→ **Materials provided**:
::::::::

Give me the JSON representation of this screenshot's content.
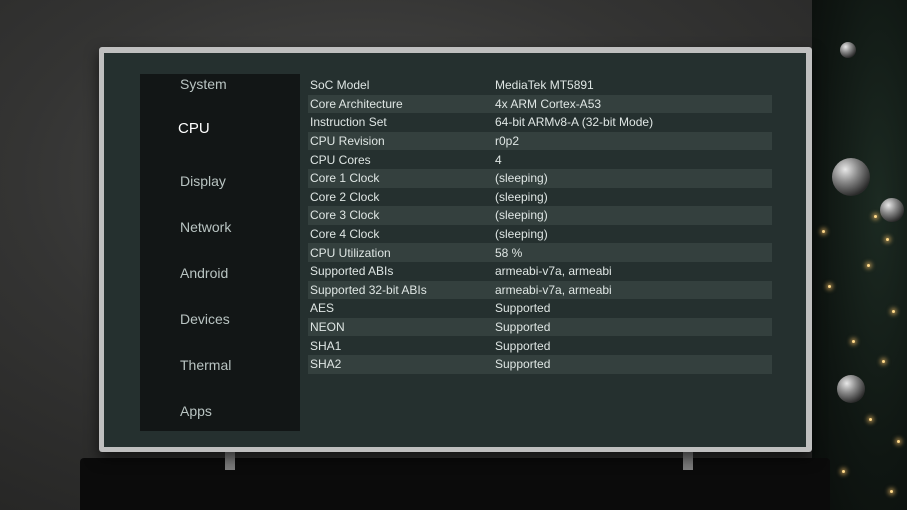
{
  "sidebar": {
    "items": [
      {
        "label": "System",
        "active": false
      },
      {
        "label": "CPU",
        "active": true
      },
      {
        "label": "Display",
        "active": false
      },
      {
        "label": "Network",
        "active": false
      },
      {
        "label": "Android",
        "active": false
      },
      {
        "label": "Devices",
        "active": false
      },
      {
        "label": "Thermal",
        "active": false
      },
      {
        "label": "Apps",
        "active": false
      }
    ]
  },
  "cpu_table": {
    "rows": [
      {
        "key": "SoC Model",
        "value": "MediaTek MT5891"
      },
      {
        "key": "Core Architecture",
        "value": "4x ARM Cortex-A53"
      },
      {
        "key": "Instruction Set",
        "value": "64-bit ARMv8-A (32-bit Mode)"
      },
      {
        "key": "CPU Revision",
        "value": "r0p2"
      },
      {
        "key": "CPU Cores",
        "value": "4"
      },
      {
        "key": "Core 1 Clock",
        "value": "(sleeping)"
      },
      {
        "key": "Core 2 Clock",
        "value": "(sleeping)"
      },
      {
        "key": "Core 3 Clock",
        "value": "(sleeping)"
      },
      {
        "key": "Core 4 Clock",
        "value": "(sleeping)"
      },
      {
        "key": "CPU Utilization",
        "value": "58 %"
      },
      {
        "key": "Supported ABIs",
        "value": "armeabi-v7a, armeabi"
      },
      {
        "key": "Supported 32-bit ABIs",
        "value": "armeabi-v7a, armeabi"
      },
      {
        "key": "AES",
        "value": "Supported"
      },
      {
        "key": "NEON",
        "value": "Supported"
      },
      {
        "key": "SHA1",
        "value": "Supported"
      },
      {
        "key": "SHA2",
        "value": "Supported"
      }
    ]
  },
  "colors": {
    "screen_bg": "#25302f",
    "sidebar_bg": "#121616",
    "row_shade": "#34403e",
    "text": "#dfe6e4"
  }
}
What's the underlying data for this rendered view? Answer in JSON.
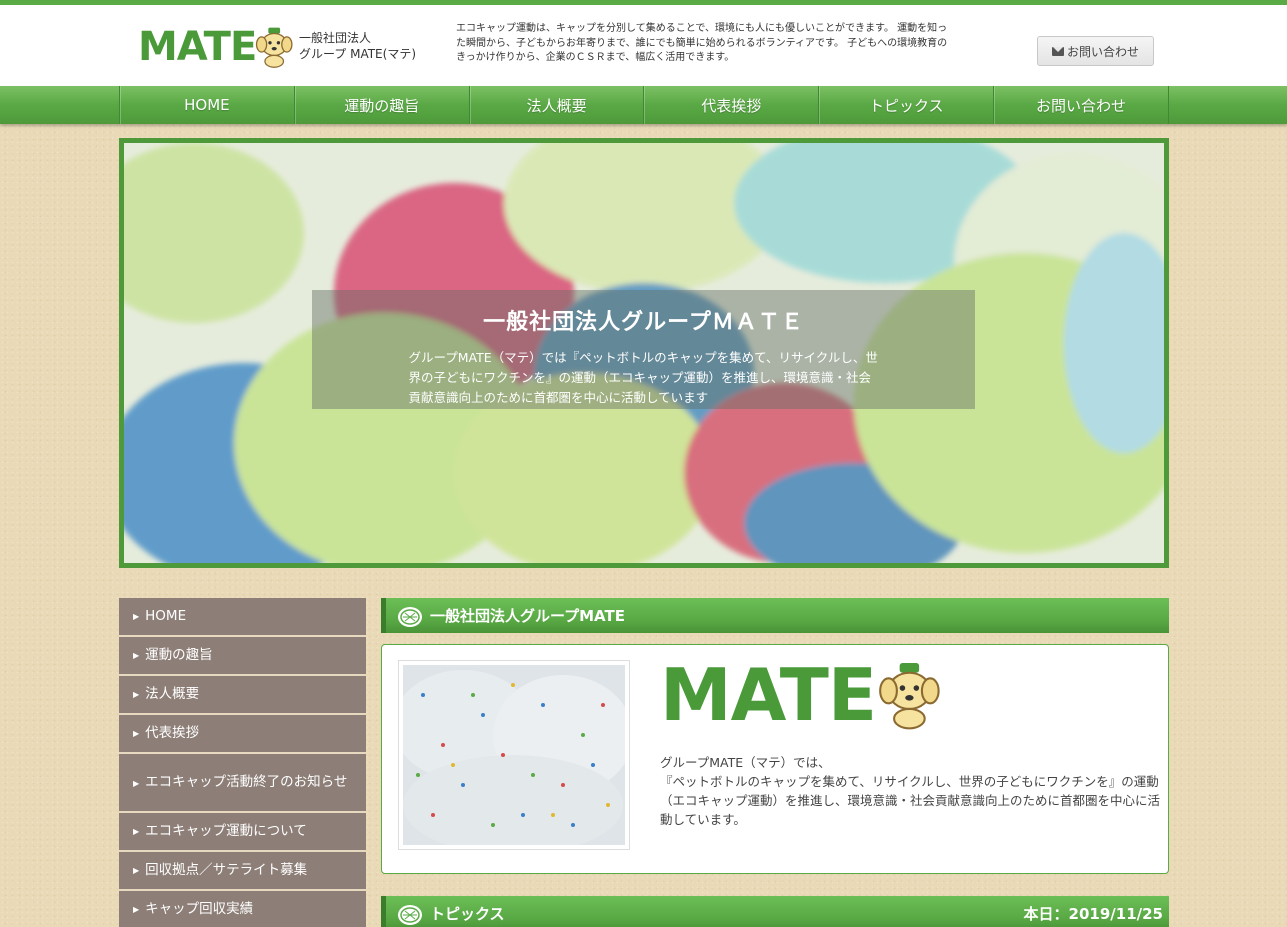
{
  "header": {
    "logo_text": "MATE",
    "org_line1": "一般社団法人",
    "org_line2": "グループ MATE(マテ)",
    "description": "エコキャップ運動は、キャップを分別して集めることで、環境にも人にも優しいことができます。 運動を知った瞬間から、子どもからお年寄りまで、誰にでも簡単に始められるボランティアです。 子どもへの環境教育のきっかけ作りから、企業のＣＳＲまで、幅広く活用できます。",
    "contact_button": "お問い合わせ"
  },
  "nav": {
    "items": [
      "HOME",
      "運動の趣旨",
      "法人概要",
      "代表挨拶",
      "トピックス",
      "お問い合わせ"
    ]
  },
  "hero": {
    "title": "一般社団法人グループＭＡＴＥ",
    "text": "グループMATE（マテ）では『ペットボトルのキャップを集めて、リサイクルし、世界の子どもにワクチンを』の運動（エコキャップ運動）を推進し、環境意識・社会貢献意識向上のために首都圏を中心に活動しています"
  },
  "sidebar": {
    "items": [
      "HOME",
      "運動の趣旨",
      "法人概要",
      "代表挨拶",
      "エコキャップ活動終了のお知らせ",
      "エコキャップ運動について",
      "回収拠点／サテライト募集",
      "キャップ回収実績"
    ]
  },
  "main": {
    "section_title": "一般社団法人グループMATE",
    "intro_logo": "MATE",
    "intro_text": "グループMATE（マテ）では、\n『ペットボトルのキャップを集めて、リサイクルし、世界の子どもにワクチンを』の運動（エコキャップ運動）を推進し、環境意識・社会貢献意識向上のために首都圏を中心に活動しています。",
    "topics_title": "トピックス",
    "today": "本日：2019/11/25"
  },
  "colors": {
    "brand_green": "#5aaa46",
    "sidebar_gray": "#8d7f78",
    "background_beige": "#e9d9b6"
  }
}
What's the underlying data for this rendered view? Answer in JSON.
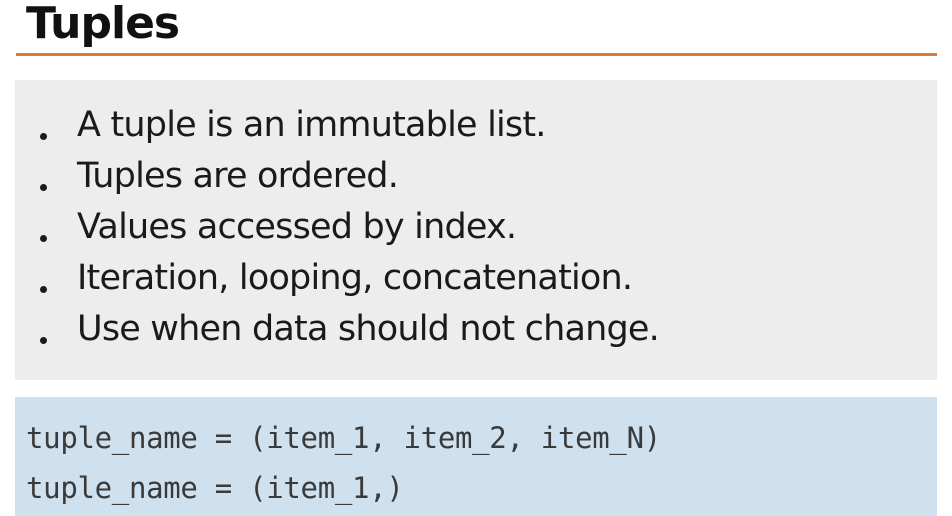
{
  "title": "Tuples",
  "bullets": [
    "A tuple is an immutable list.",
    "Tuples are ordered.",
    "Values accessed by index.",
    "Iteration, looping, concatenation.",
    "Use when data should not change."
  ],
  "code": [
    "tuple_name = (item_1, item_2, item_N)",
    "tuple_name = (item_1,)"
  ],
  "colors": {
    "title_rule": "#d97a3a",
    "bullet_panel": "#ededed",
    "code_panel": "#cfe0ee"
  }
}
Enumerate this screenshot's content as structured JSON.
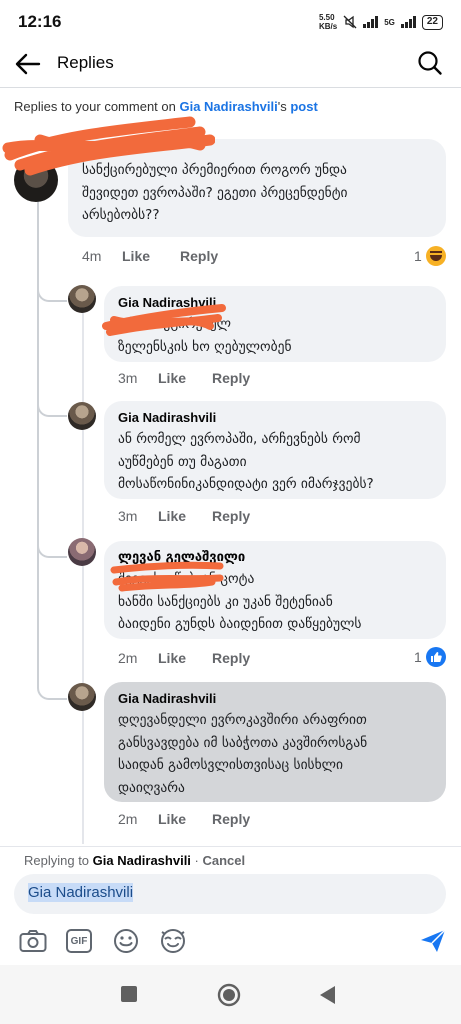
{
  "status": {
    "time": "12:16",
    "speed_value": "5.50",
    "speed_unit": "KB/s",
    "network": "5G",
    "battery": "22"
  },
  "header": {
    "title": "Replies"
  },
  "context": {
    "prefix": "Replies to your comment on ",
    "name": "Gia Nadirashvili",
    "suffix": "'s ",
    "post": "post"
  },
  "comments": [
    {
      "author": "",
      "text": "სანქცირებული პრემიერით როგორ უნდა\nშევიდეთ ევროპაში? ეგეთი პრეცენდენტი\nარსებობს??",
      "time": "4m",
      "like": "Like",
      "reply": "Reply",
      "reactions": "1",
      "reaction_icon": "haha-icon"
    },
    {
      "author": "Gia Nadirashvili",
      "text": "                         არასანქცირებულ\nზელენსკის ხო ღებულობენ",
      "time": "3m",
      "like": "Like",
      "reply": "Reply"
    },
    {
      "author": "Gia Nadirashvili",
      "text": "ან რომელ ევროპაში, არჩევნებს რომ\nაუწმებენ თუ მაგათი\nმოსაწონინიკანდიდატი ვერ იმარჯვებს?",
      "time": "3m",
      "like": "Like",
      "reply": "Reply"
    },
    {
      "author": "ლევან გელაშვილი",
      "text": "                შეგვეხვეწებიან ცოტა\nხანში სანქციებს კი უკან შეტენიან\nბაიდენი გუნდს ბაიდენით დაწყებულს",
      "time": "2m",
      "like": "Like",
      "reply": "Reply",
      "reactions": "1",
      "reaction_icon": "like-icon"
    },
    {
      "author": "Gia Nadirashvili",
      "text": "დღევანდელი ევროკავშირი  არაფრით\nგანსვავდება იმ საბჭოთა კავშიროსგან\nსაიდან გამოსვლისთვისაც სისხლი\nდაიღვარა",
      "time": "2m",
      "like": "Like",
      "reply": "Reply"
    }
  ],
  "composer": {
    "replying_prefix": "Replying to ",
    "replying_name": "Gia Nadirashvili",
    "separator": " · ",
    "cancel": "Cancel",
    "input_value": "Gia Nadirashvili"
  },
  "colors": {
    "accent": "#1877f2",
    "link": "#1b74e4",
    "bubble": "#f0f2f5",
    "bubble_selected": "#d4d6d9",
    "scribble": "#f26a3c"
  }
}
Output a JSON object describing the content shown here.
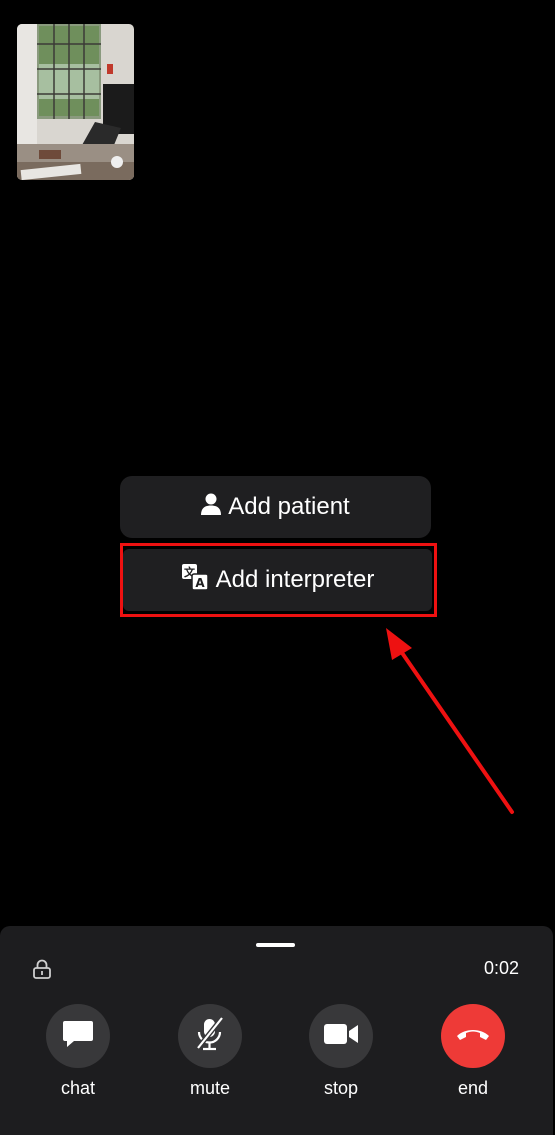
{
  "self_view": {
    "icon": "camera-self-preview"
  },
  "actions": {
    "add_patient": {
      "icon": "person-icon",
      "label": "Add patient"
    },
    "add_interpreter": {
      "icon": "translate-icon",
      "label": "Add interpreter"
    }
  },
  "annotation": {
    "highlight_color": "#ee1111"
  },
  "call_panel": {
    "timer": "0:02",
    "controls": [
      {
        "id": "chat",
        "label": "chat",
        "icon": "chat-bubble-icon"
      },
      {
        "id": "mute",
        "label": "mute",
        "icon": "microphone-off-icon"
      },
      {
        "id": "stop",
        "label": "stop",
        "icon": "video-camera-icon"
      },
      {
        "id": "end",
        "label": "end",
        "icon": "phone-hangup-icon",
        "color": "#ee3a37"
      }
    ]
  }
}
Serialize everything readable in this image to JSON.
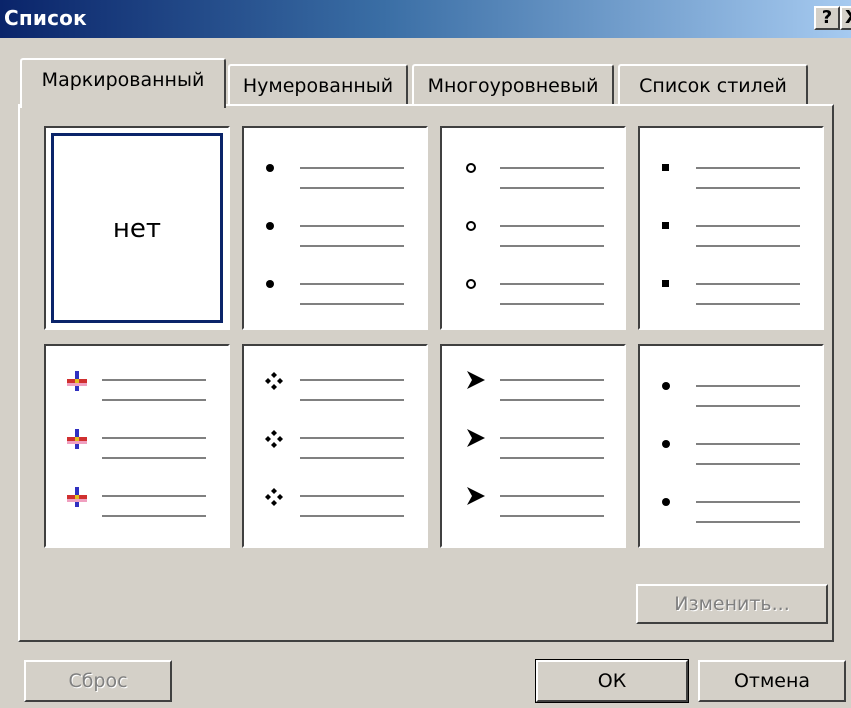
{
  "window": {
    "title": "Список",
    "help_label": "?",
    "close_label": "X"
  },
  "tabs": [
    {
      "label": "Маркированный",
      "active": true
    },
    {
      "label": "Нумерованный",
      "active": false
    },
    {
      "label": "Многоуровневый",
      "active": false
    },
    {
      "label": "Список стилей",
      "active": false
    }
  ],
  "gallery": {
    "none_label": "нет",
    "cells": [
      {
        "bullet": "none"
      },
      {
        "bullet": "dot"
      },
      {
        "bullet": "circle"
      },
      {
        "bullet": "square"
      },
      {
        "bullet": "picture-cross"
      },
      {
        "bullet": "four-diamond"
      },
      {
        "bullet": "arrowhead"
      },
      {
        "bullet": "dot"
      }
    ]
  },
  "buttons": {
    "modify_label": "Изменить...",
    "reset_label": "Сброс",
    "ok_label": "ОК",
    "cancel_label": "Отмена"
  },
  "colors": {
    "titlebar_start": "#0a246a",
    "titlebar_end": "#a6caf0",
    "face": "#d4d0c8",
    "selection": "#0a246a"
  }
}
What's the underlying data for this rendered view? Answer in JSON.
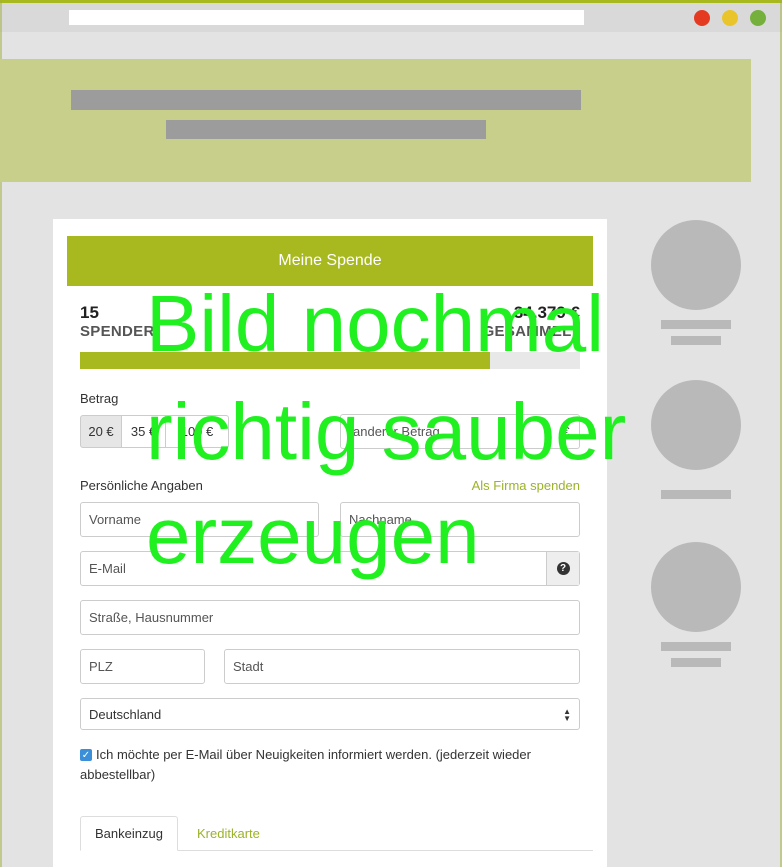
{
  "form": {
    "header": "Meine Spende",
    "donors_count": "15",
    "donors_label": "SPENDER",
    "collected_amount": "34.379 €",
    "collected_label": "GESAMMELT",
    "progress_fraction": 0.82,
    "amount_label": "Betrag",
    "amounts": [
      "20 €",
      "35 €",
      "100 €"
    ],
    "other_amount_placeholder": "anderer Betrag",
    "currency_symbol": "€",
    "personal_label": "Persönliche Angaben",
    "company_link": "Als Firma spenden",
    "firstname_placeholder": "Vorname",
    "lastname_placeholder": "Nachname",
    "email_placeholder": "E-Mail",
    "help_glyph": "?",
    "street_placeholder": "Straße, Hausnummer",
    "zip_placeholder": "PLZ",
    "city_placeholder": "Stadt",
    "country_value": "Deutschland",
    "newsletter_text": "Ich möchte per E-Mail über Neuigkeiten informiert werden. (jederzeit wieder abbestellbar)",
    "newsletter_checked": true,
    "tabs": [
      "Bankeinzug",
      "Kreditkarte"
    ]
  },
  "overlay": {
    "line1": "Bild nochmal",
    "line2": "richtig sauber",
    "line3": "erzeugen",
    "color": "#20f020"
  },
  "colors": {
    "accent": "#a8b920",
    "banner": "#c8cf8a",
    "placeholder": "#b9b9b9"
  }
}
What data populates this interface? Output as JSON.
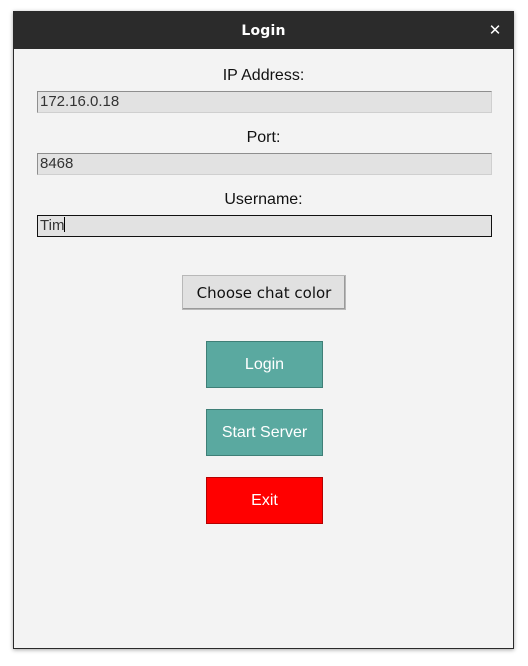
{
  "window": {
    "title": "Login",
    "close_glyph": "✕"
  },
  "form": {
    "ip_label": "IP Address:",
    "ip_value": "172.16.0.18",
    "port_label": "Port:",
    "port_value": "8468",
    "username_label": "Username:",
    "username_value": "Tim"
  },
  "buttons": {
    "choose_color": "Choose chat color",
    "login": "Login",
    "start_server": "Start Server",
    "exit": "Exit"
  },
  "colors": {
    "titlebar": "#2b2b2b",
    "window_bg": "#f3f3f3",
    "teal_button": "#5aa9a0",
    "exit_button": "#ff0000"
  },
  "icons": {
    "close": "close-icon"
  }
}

::::::::

→ **Set exercise**:
Among the entries, how many lines contain the string "Clock"? Give the number without anything else.

→ **Written solution**:
4